## WHAT IS ASKED
The material below should be written out in full and exactly; pictures stay out of the copy.

## RECORDS PROVIDED
^^^^^^^^^^^^^^^^
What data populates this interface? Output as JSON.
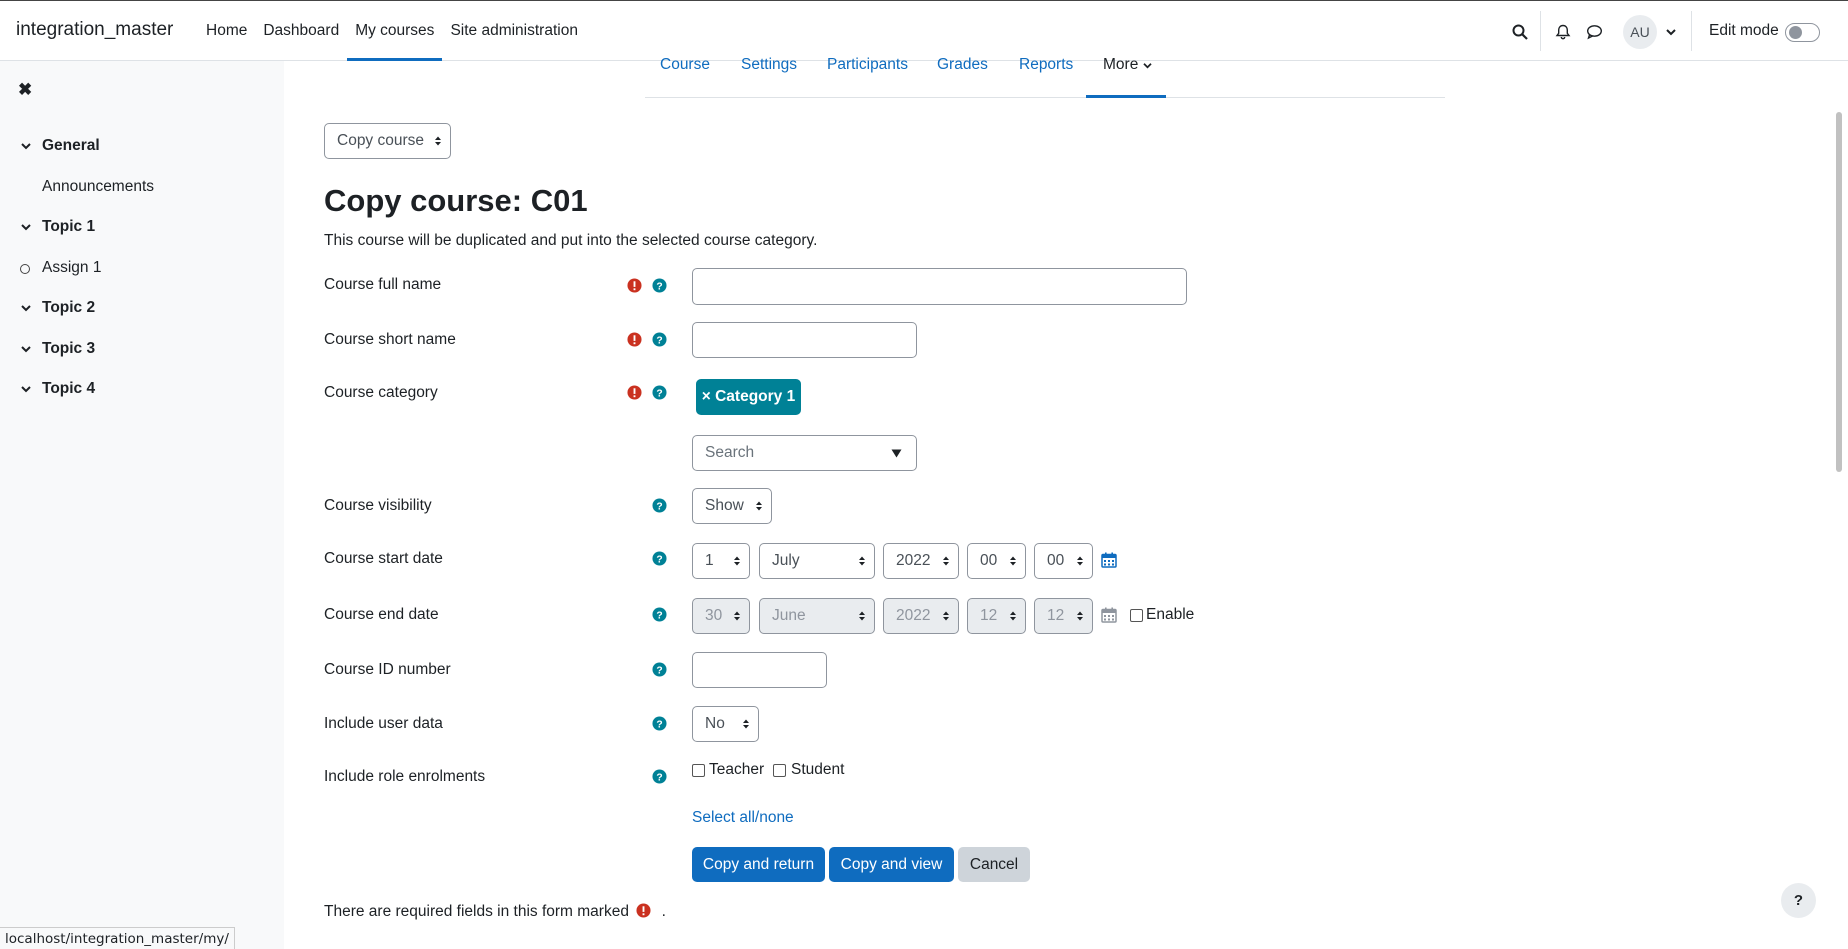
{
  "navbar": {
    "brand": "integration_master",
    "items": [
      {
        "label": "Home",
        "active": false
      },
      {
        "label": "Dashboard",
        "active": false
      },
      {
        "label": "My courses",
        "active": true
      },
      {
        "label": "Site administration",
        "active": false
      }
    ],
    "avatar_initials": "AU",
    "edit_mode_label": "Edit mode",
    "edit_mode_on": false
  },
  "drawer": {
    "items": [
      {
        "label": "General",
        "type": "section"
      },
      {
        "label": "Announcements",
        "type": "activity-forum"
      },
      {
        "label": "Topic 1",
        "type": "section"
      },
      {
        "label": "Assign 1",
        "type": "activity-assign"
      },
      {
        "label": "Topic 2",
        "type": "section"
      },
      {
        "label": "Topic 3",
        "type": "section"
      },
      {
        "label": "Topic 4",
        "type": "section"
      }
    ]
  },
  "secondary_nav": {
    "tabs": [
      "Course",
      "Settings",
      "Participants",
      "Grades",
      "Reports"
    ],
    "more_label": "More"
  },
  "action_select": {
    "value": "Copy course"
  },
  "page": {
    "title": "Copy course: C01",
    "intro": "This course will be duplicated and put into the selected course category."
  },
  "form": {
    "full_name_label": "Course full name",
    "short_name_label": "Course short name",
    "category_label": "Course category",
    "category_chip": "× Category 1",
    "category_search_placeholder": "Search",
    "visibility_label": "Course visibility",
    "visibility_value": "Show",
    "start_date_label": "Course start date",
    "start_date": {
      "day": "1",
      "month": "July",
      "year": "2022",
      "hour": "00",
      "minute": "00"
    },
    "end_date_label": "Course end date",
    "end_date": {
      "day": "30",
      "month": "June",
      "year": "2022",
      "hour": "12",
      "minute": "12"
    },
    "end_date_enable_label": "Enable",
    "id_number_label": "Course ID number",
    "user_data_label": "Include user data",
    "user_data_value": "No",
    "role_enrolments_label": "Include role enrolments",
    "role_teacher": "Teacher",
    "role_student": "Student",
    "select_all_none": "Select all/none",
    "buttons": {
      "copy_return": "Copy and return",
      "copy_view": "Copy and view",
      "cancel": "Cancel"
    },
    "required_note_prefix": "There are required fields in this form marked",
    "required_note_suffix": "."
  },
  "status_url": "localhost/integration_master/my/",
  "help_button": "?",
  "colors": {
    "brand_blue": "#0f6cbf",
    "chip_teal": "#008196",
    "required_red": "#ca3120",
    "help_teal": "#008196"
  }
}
^^^^^^^^^^^^^^^^
## TASK ANSWER
What data populates this interface? Output as JSON.
{
  "navbar": {
    "brand": "integration_master",
    "items": [
      {
        "label": "Home",
        "active": false
      },
      {
        "label": "Dashboard",
        "active": false
      },
      {
        "label": "My courses",
        "active": true
      },
      {
        "label": "Site administration",
        "active": false
      }
    ],
    "avatar_initials": "AU",
    "edit_mode_label": "Edit mode",
    "edit_mode_on": false
  },
  "drawer": {
    "items": [
      {
        "label": "General",
        "type": "section"
      },
      {
        "label": "Announcements",
        "type": "activity-forum"
      },
      {
        "label": "Topic 1",
        "type": "section"
      },
      {
        "label": "Assign 1",
        "type": "activity-assign"
      },
      {
        "label": "Topic 2",
        "type": "section"
      },
      {
        "label": "Topic 3",
        "type": "section"
      },
      {
        "label": "Topic 4",
        "type": "section"
      }
    ]
  },
  "secondary_nav": {
    "tabs": [
      "Course",
      "Settings",
      "Participants",
      "Grades",
      "Reports"
    ],
    "more_label": "More"
  },
  "action_select": {
    "value": "Copy course"
  },
  "page": {
    "title": "Copy course: C01",
    "intro": "This course will be duplicated and put into the selected course category."
  },
  "form": {
    "full_name_label": "Course full name",
    "short_name_label": "Course short name",
    "category_label": "Course category",
    "category_chip": "× Category 1",
    "category_search_placeholder": "Search",
    "visibility_label": "Course visibility",
    "visibility_value": "Show",
    "start_date_label": "Course start date",
    "start_date": {
      "day": "1",
      "month": "July",
      "year": "2022",
      "hour": "00",
      "minute": "00"
    },
    "end_date_label": "Course end date",
    "end_date": {
      "day": "30",
      "month": "June",
      "year": "2022",
      "hour": "12",
      "minute": "12"
    },
    "end_date_enable_label": "Enable",
    "id_number_label": "Course ID number",
    "user_data_label": "Include user data",
    "user_data_value": "No",
    "role_enrolments_label": "Include role enrolments",
    "role_teacher": "Teacher",
    "role_student": "Student",
    "select_all_none": "Select all/none",
    "buttons": {
      "copy_return": "Copy and return",
      "copy_view": "Copy and view",
      "cancel": "Cancel"
    },
    "required_note_prefix": "There are required fields in this form marked",
    "required_note_suffix": "."
  },
  "status_url": "localhost/integration_master/my/",
  "help_button": "?",
  "colors": {
    "brand_blue": "#0f6cbf",
    "chip_teal": "#008196",
    "required_red": "#ca3120",
    "help_teal": "#008196"
  }
}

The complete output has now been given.